- [WHAT TO DO]:
1 - List every web address that appears in the post on human trafficking.
2 - Extend the post on human trafficking, picking up right after its final sentence.

### TEXT UNDER STUDY

This past December, UN Secretary General, Ban Ki-moon warned that the current geo-economic crisis would add fuel to the already raging fire that is international human trafficking. 146 years after President Lincoln’s Emancipation Proclamation, there exists more slaves on planet earth now than at any other given time. The UN puts the number of current slaves at some 27 million human beings, though a recent UN report offers the caveat that forced labor is much harder to track and enumerate than the most proliferate form, that of sex-slavery, and so the exact number may well be higher.
World wide, the majority of slaves are women (though in some African countries the majority are children) who are bought, sold and rented out for sexual service. Perhaps more disturbing than the numbers themselves is the ease in which the process of delivering a woman from her (often economically desperate) everyday life to the status of being a piece of property.
Take less than an hour of your day and give a look and listen to this documentary that concerns the ever growing sex slave trade in eastern Europe. It begins with an Ukrainian, newlywed chap that had seen his wife off to Turkey with a friend only to receive a rather chilling phone call from said friend that begins;
“I sold your wife…”

Comments to this entry
tdaxp
July 17, 2009
10:28 am
Eddie
July 17, 2009
1:08 pm
E. Benjamin Skinner in FP giving an overview of sorts
http://www.utne.com/print-article.aspx?id=18250
which includes a link to a collection of brief testimonies of slaves
http://www.utne.com/2008-07-01/Politics/More-Slave-Stories.aspx
Also, please consider William Finnegan's report from Eastern Europe/Turkey, "The Countertraffickers":
http://www.newyorker.com/reporting/2008/05/05/080505fa_fact_finnegan
The bravery and skill of the police officers doing their best amid the corrupt morass known as law enforcement is worth noting in the story, if only to provide a tiny but relevant ray of light in a dark, terrible situation that only gets worse.
The NYT notes Albania's speedboat traffickers in a new report today...
http://www.nytimes.com/2009/07/17/world/europe/17albania.html?ref=global-home
Carl
July 17, 2009
2:14 pm
Munro Ferguson
July 17, 2009
10:29 pm
Tdaxp, are you suggesting an international effort to legalize prostitution?
Carl, agreed.
Roy Berman
July 18, 2009
9:23 am
Munro Ferguson
July 18, 2009
2:48 pm
von Moltke
July 18, 2009
11:48 pm
There continues to be substantial smuggling and slavery throughout the Balkan peninsula, particularly in Bosnia and Albania, in addition to Turkey. Many of the sources of income for these criminals are UN and NATO troops/police.
The point apparently overlooked by some amongst us is that these people are not law-abiding citizens, and the practice cannot be cured by the "free market," (ostensibly the cure for everything else). There must be severe punishments for the men who visit prostitutes and those who smuggle and hold women. This kind of oblom bullshit and "free market" babble would be laughable if it were not so cruel.
Dan Nexon
July 19, 2009
4:28 pm
Sejo
July 19, 2009
6:50 pm
From what one can read on the papers, it seems that the Italians have been cancelled from the street prostitution industry by Eastern Europeans, namely Albanians and Romanians, who are gaining a reputation for an unknown violence against women and themselves.

######
### DATA EXTRACTS

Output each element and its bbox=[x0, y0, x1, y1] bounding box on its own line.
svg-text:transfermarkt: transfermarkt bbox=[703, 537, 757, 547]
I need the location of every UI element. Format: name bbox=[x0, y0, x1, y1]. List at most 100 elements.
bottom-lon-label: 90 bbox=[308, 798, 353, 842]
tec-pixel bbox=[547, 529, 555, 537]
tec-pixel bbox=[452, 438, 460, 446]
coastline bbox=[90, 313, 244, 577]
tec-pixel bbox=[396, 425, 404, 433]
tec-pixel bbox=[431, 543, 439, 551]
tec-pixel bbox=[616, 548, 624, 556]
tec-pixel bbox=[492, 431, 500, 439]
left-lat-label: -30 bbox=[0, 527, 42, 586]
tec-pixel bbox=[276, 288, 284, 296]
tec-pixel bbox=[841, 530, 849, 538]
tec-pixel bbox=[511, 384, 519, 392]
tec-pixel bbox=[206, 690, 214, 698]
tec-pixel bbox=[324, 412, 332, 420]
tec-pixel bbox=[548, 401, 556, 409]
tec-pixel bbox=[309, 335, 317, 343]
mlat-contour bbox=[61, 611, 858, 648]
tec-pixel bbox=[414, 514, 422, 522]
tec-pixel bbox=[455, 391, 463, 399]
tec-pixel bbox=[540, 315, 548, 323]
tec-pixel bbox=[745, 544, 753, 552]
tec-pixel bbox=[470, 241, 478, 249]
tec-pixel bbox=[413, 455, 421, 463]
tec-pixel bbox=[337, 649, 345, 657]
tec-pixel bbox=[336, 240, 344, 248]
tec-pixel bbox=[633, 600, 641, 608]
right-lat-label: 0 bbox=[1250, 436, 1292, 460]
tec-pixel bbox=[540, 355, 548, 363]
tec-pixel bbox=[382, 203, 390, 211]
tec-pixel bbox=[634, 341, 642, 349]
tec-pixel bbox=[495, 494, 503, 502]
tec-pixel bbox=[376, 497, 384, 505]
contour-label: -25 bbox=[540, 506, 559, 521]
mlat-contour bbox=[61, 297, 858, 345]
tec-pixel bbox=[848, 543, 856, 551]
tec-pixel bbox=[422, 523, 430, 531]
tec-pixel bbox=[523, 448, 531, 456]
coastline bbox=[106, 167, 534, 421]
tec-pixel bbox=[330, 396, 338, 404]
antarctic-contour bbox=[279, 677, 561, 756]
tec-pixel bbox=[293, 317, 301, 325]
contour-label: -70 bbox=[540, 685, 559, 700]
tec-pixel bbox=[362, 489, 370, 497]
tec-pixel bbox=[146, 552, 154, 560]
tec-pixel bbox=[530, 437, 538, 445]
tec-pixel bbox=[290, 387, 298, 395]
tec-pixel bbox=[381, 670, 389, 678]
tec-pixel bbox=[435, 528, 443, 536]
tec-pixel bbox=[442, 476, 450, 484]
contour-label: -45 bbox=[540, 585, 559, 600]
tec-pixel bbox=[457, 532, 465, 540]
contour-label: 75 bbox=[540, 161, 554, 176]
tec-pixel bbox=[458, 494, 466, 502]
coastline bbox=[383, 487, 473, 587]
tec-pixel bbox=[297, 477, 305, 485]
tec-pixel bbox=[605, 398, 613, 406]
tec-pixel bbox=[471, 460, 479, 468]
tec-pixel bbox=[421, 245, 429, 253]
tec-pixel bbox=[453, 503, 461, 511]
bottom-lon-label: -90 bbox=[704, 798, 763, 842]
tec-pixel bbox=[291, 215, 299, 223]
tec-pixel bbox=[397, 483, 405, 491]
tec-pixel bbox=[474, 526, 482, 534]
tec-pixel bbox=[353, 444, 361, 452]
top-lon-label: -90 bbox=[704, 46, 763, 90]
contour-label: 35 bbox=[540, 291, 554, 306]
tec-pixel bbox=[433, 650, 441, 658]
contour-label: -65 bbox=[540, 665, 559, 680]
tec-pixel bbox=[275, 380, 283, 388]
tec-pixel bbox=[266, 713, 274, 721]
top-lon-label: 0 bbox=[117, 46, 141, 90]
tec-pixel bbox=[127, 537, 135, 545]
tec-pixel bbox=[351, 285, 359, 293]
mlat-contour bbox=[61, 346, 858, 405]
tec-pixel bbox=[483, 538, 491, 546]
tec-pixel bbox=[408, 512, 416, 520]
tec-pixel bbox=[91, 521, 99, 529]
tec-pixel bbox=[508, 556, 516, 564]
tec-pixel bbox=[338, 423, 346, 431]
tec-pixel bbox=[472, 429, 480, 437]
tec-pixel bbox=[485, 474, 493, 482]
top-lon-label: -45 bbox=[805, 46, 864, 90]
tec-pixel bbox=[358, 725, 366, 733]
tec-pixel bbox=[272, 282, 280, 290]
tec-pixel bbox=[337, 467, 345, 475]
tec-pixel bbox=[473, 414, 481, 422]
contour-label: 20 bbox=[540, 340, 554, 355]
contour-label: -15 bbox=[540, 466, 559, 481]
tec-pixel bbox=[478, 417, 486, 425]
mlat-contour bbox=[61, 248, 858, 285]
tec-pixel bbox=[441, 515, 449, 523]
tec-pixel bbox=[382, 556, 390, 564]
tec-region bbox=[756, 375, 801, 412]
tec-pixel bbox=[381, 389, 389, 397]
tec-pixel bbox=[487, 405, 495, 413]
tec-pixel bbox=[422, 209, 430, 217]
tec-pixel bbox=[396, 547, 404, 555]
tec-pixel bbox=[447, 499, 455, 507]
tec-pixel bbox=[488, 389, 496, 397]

######

- [EXPECTED RESPONSES]:
1 -
http://www.utne.com/print-article.aspx?id=18250
http://www.utne.com/2008-07-01/Politics/More-Slave-Stories.aspx
http://www.newyorker.com/reporting/2008/05/05/080505fa_fact_finnegan
http://www.nytimes.com/2009/07/17/world/europe/17albania.html?ref=global-home

2 -
Again, the problem is that there is a market for sex: people willing to ‘rent’ what is pretty materialist to call a commodity. Our current government is passing laws after laws to hit the consumers. A new one is waited for the upcoming weeks.
We Italians just want them at home, you see, delivered at the door from a friend and are getting used to pay girls and boys in Congress seats. Cash is so démodé and credit cards never made it here.
Eddie
July 20, 2009
1:38 am
What kind of "annihilation"? I would imply it is a mental, emotional and social variety. The scars of the sort of treatment one receives in such situations are usually not the sort well-hidden in even the best of socioeconomic situations.
Every time legalization is brought forward as a cure, you look at places where it is and see the same kind of situations you do elsewhere... rampant abuse, fraud and horrific penalties for girls who cross their pimps. The issue is one of power... the girls have next to none, the pimps have it all and the police/gov't have little incentive to do anything about the girls, often b/c they are foreign girls few give a damn about anyway.
tdaxp
July 20, 2009
8:06 pm
A similar criticism can be made for Nexon's comment.
Most developed countries have quite efficient regulatory frameworks for goods such as alcohol and tobacco. It is a shame that puritanism of von Moltke's sort is causing so much harm, by preventing the emergence of a similar regulatory system for prostitution and recreational drugs.
Eddie's 7/20 comment is better, but falls into the same trap. Puritanism prevents the emergence of a coherent regulatory framework, and the solution offered is less regulation (in the form of black marketization of the social situation).
These half steps, such as Sejo outlines in Italy, are like California's half-thought-out electrical system: a recipe for disaster.
Thomas
July 21, 2009
7:52 am
It should be said, though, that one of the great cultural achievements since the enlightenment has been the virtual elimination of legalized slavery the world 'round. In two hundred years, we have gone from slavery being an economic staple in every corner of the world to being officially illegal in virtually every nation on earth. It is now considered one of the greatest crimes against humanity itself, vying only with genocide for global revulsion. This transition can only be a good thing.
Unfortunately, slavery in a number of forms persists in much of the world and tragically, most often it is sexual or child slavery. Thank you, Munro, for bringing this to our attention. It really is time for a global push to put and end to this.
Sejo
July 21, 2009
10:16 am
While not directly linked to the discussion, here
http://espresso.repubblica.it/dettaglio/intercettazioni/2104809//0
you can read the transcripts and hear the files recorded by one of the girls involved in the major scandal about Berlusconi's sexual habits. I'm sorry, it's in Italian; I'm sure an online translator can do the magic better than me.
The ‘best’ lines are from the paragraph «È il 4 novembre»:
Silvio: I'm gonna take a shower too. Wait for me in the large bed if you finish first.
Patrizia: Which one, [Vladimir] Putin's bed?
Silvio: Putin's bed.
You surely know about the friendship between Berlusconi and Putin, as well as between Mr. B and Mubarak, Topolanek, Gheddafi.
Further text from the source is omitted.